Exercise description
Transcribe the material exactly. Images do not belong in the copy.

>> START

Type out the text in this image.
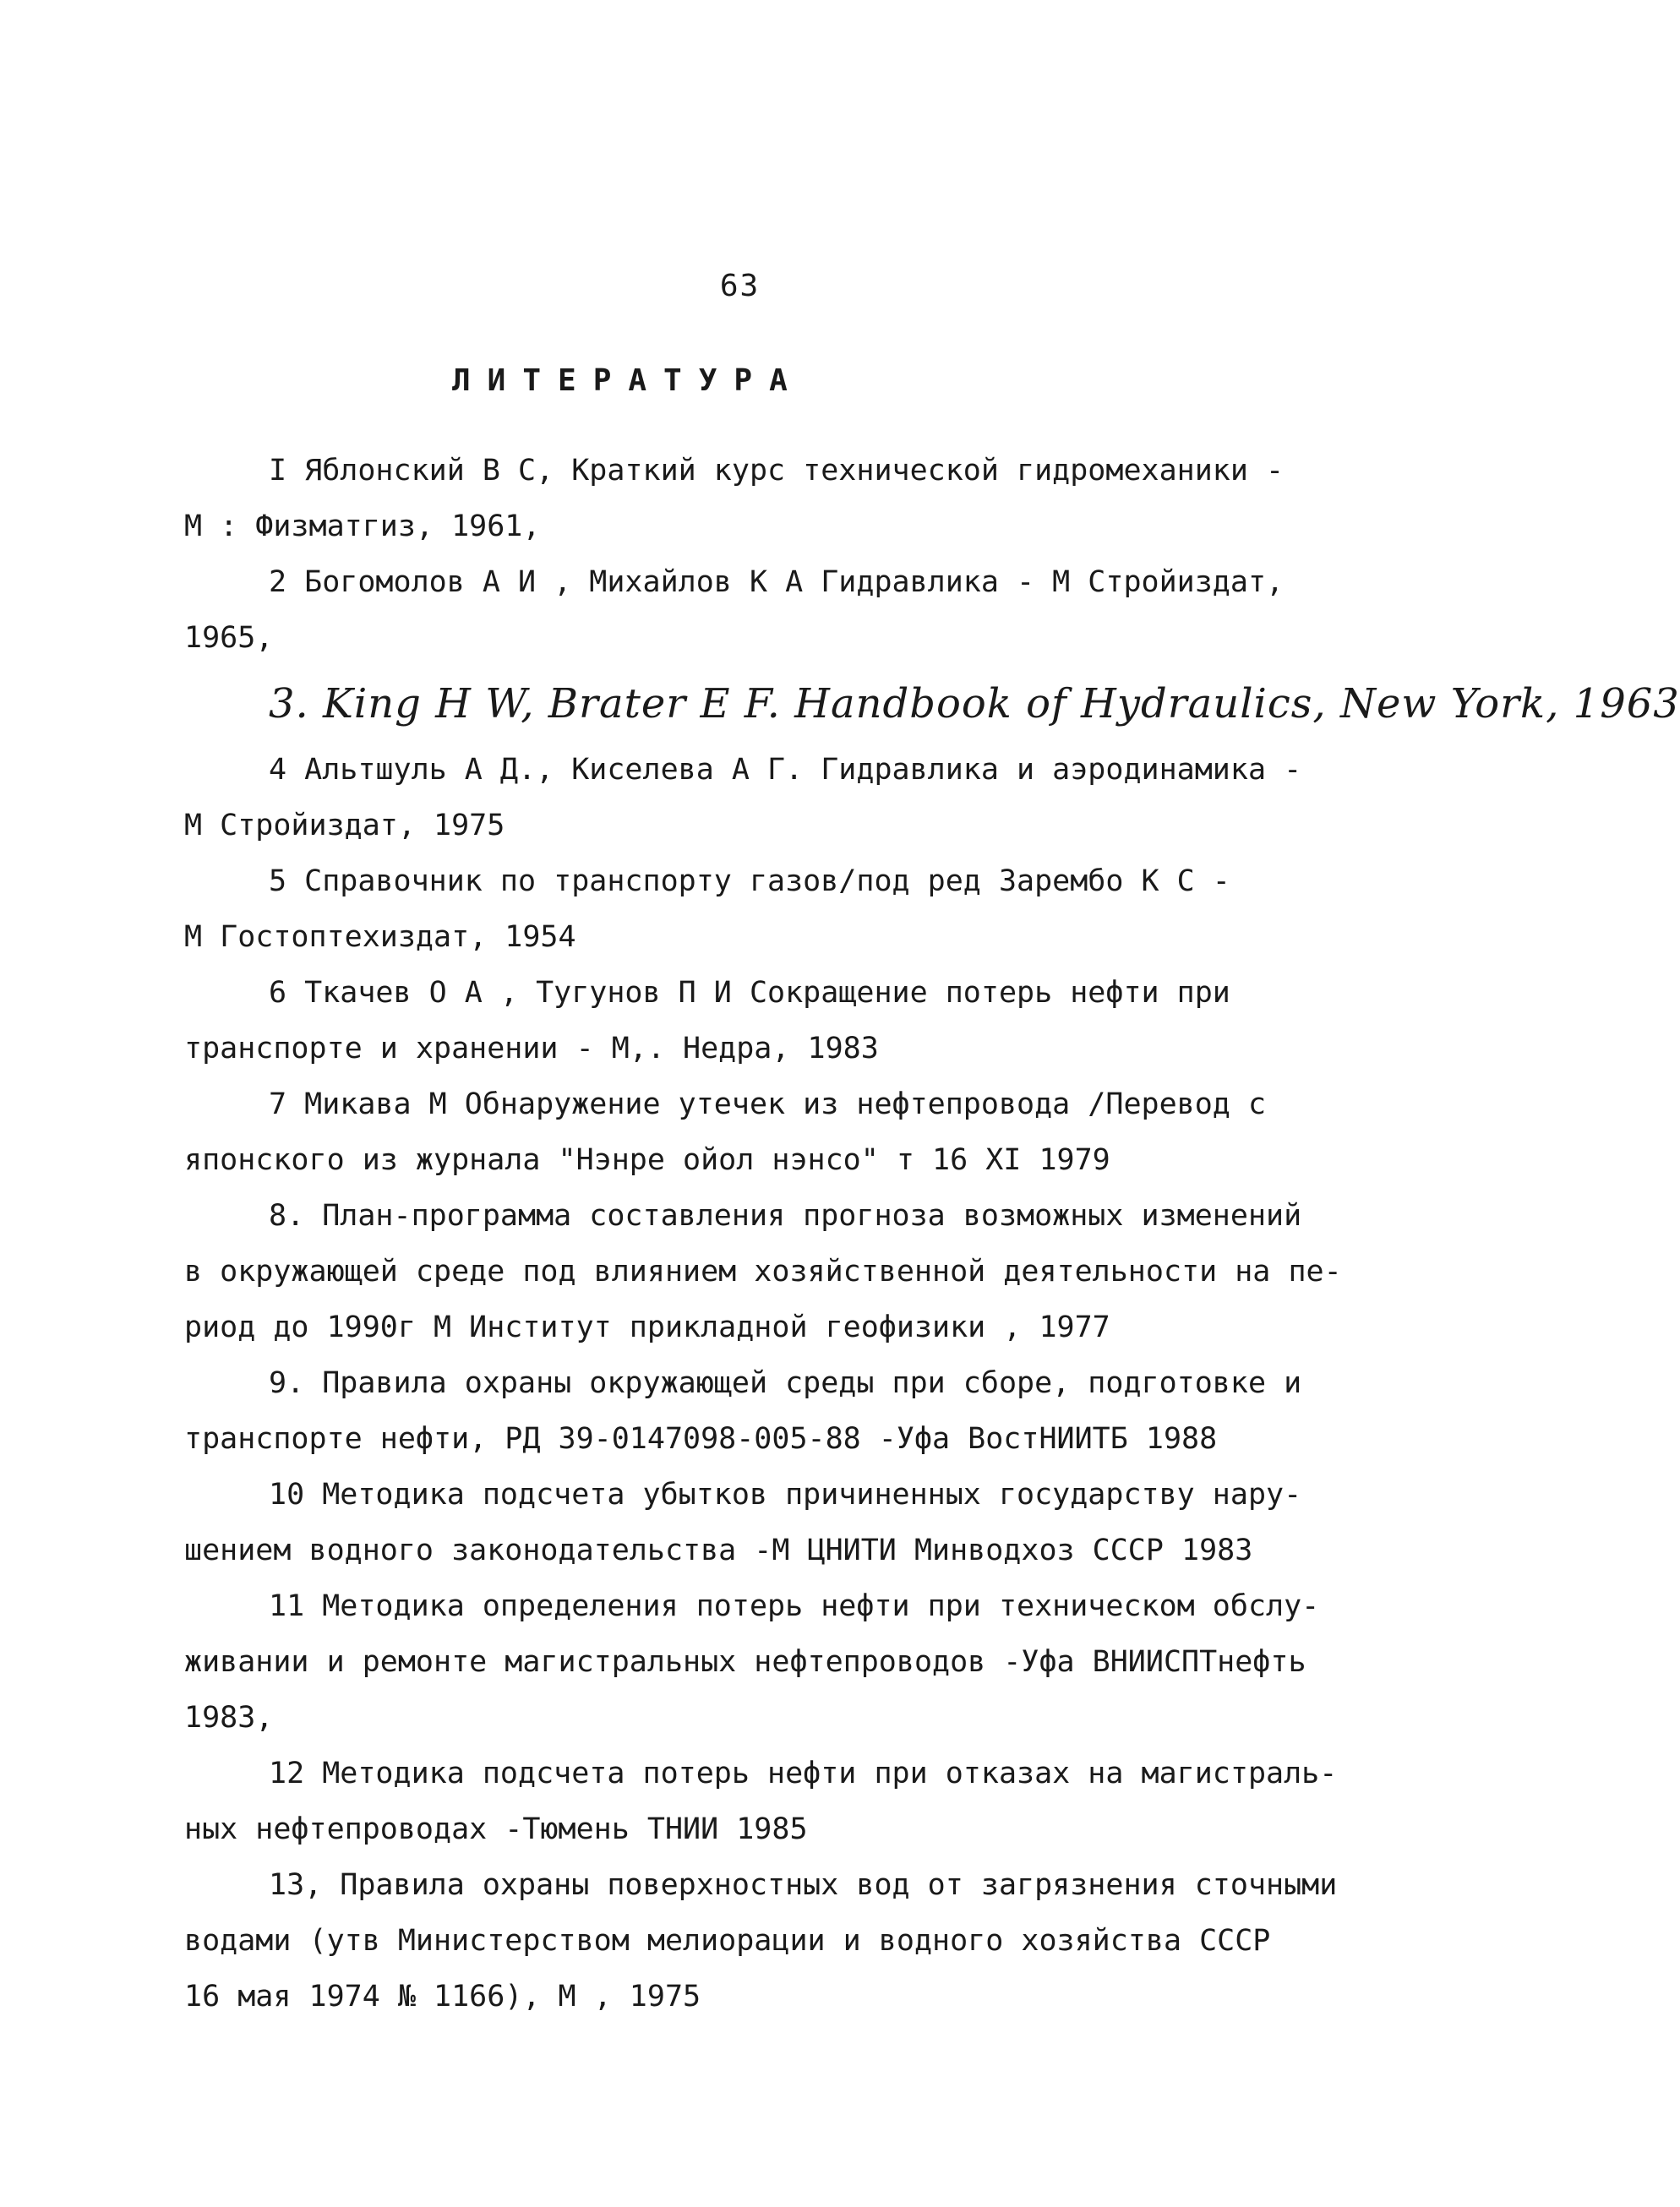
63
ЛИТЕРАТУРА
I Яблонский В С, Краткий курс технической гидромеханики -
М : Физматгиз, 1961,
2 Богомолов А И , Михайлов К А Гидравлика - М Стройиздат,
1965,
3. King H W, Brater E F. Handbook of Hydraulics, New York, 1963
4 Альтшуль А Д., Киселева А Г. Гидравлика и аэродинамика -
М Стройиздат, 1975
5 Справочник по транспорту газов/под ред Зарембо К С -
М Гостоптехиздат, 1954
6 Ткачев О А , Тугунов П И Сокращение потерь нефти при
транспорте и хранении - М,. Недра, 1983
7 Микава М Обнаружение утечек из нефтепровода /Перевод с
японского из журнала "Нэнре ойол нэнсо" т 16 XI 1979
8. План-программа составления прогноза возможных изменений
в окружающей среде под влиянием хозяйственной деятельности на пе-
риод до 1990г М Институт прикладной геофизики , 1977
9. Правила охраны окружающей среды при сборе, подготовке и
транспорте нефти, РД 39-0147098-005-88 -Уфа ВостНИИТБ 1988
10 Методика подсчета убытков причиненных государству нару-
шением водного законодательства -М ЦНИТИ Минводхоз СССР 1983
11 Методика определения потерь нефти при техническом обслу-
живании и ремонте магистральных нефтепроводов -Уфа ВНИИСПТнефть
1983,
12 Методика подсчета потерь нефти при отказах на магистраль-
ных нефтепроводах -Тюмень ТНИИ 1985
13, Правила охраны поверхностных вод от загрязнения сточными
водами (утв Министерством мелиорации и водного хозяйства СССР
16 мая 1974 № 1166), М , 1975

>> END

Expected answer
Type out the text in this image.
63
ЛИТЕРАТУРА
I Яблонский В С, Краткий курс технической гидромеханики -
М : Физматгиз, 1961,
2 Богомолов А И , Михайлов К А Гидравлика - М Стройиздат,
1965,
3. King H W, Brater E F. Handbook of Hydraulics, New York, 1963
4 Альтшуль А Д., Киселева А Г. Гидравлика и аэродинамика -
М Стройиздат, 1975
5 Справочник по транспорту газов/под ред Зарембо К С -
М Гостоптехиздат, 1954
6 Ткачев О А , Тугунов П И Сокращение потерь нефти при
транспорте и хранении - М,. Недра, 1983
7 Микава М Обнаружение утечек из нефтепровода /Перевод с
японского из журнала "Нэнре ойол нэнсо" т 16 XI 1979
8. План-программа составления прогноза возможных изменений
в окружающей среде под влиянием хозяйственной деятельности на пе-
риод до 1990г М Институт прикладной геофизики , 1977
9. Правила охраны окружающей среды при сборе, подготовке и
транспорте нефти, РД 39-0147098-005-88 -Уфа ВостНИИТБ 1988
10 Методика подсчета убытков причиненных государству нару-
шением водного законодательства -М ЦНИТИ Минводхоз СССР 1983
11 Методика определения потерь нефти при техническом обслу-
живании и ремонте магистральных нефтепроводов -Уфа ВНИИСПТнефть
1983,
12 Методика подсчета потерь нефти при отказах на магистраль-
ных нефтепроводах -Тюмень ТНИИ 1985
13, Правила охраны поверхностных вод от загрязнения сточными
водами (утв Министерством мелиорации и водного хозяйства СССР
16 мая 1974 № 1166), М , 1975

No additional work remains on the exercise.